In a previous post, we talked about how to use neural networks in predicting the weekly candles. We used an Elman Recurrent Neural Network. The problem that we encountered was with the neural network getting stuck up with a local minima. R took 20 minutes to do the calculations. 20 minutes is a pretty long time in day trading. We cannot use a machine learning algorithm that takes 20 minutes to predict the next candle. What we need is a machine learning algorithm that takes something like 10-20 seconds to make the calculations so that we can use it in day trading. In this post we will discuss whether we can use Regression Splines in day trading. Watch this $9500 simple price action trade video.
What Is Regression?
In order to understand what a Regression Spline is, we will first need to understand what regression is. You must have heard about regression in your college or high school. So hopefully most of us know what regression is. Regression is when you try to fit a straight line to a data. The best line is the one that minimizes the sum of squared errors. Errors are the difference between the predicted value and the real value. Errors are also known as Residuals. Residuals should have a special property of being white noise. If the residuals are not white noise it means that there is still some information that is not being captured by the model. So we should look for more missing factors to include in the regression model. Still confused? Watch this 14 minute video below that explains in simple terms what regression is!

Information provided.
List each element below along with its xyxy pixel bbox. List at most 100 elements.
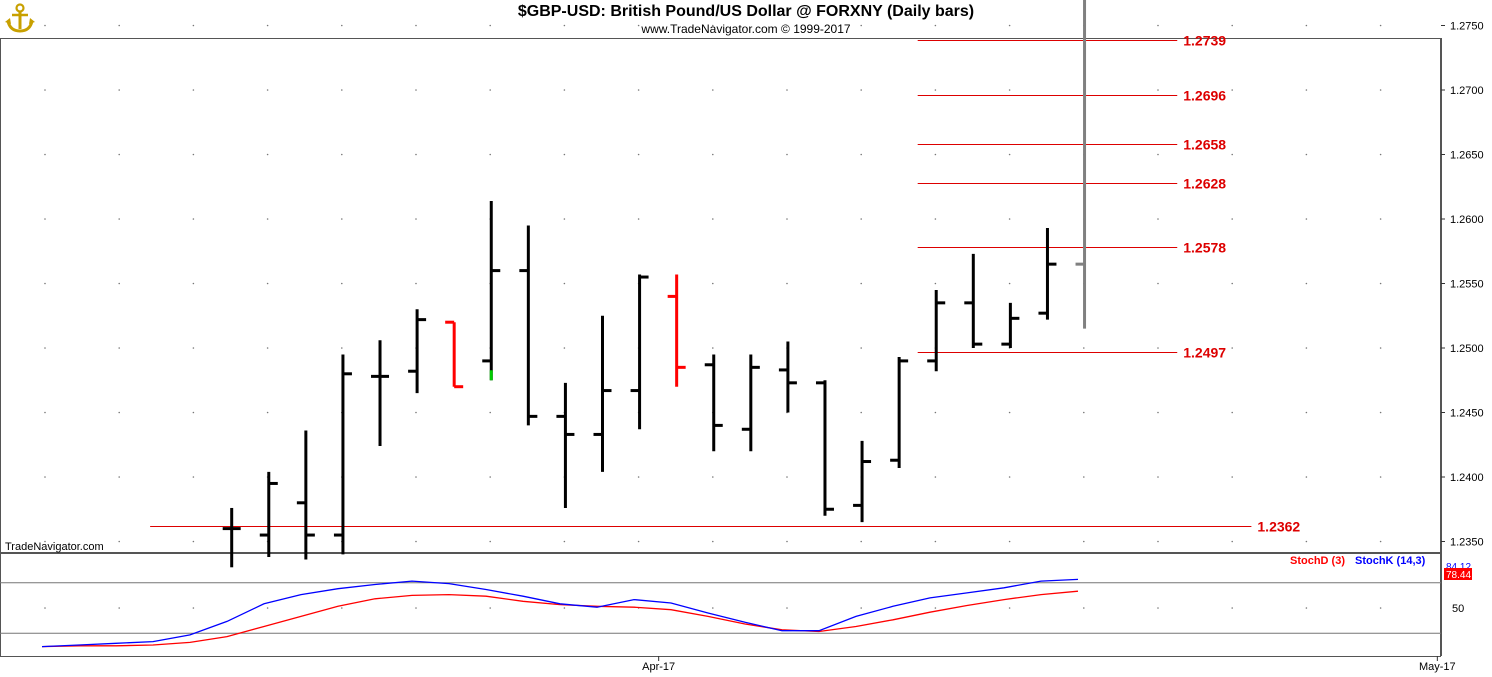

==

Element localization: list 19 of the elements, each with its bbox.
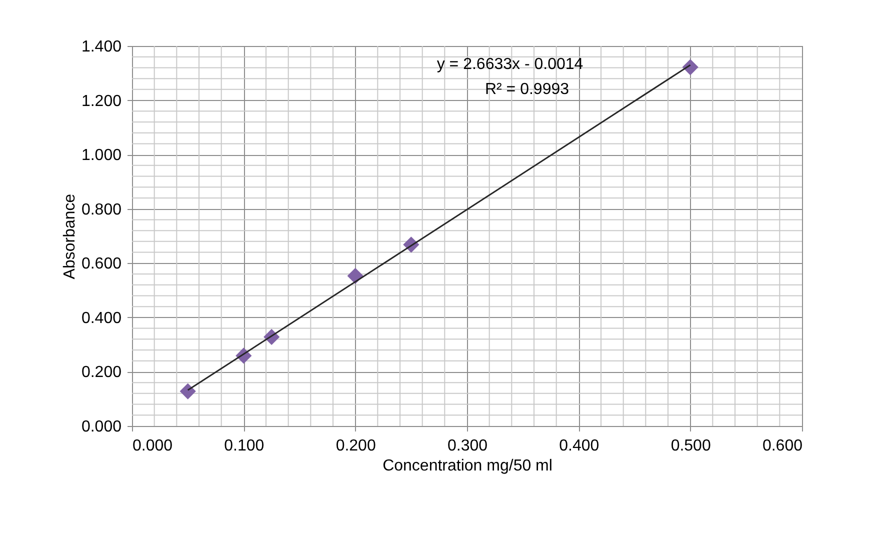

Tasks.
1. Copy the regression splines post word for word, between "What Is Regression?" and "what regression is!", inclusive.
2. Continue the post on regression splines in day trading from its last sentence.

Answers to the problems.
1.
What Is Regression?
In order to understand what a Regression Spline is, we will first need to understand what regression is. You must have heard about regression in your college or high school. So hopefully most of us know what regression is. Regression is when you try to fit a straight line to a data. The best line is the one that minimizes the sum of squared errors. Errors are the difference between the predicted value and the real value. Errors are also known as Residuals. Residuals should have a special property of being white noise. If the residuals are not white noise it means that there is still some information that is not being captured by the model. So we should look for more missing factors to include in the regression model. Still confused? Watch this 14 minute video below that explains in simple terms what regression is!

2.
Now things get a bit complex here. As traders we only have price data with us. This price data can be open, high, low and close for 1 minute, 5 minute, 15 minute, 30 minute, 1 hour, 4 hour, daily, weekly and monthly. So we only have OHLC data in the form of a time series. A time series is formed when you measure data at some fixed time interval. This is precisely what we have when we download price data in form of a csv file. We have open, high, low and close of price measured at some fixed interval. So when we deal with price data, we are dealing with a time series data.
The best method to deal with time series data is to check correlation of recent values with past values. This is known as finding the autocorrelation. This autocorrelation is an important property that tell us how much information past values have about future values. Did you read this past values have information about future values? Yes this is exactly what we are doing in technical analysis when we look at charts and look for patterns that can predict the future. So what we are trying to do that same thing using 2 different methods one based on technical analysis and another based on statistical analysis. If both methods confirm each other we have a high probability of making the right buy/sell decision.
What Are Multivariate Adaptive Regression Splines?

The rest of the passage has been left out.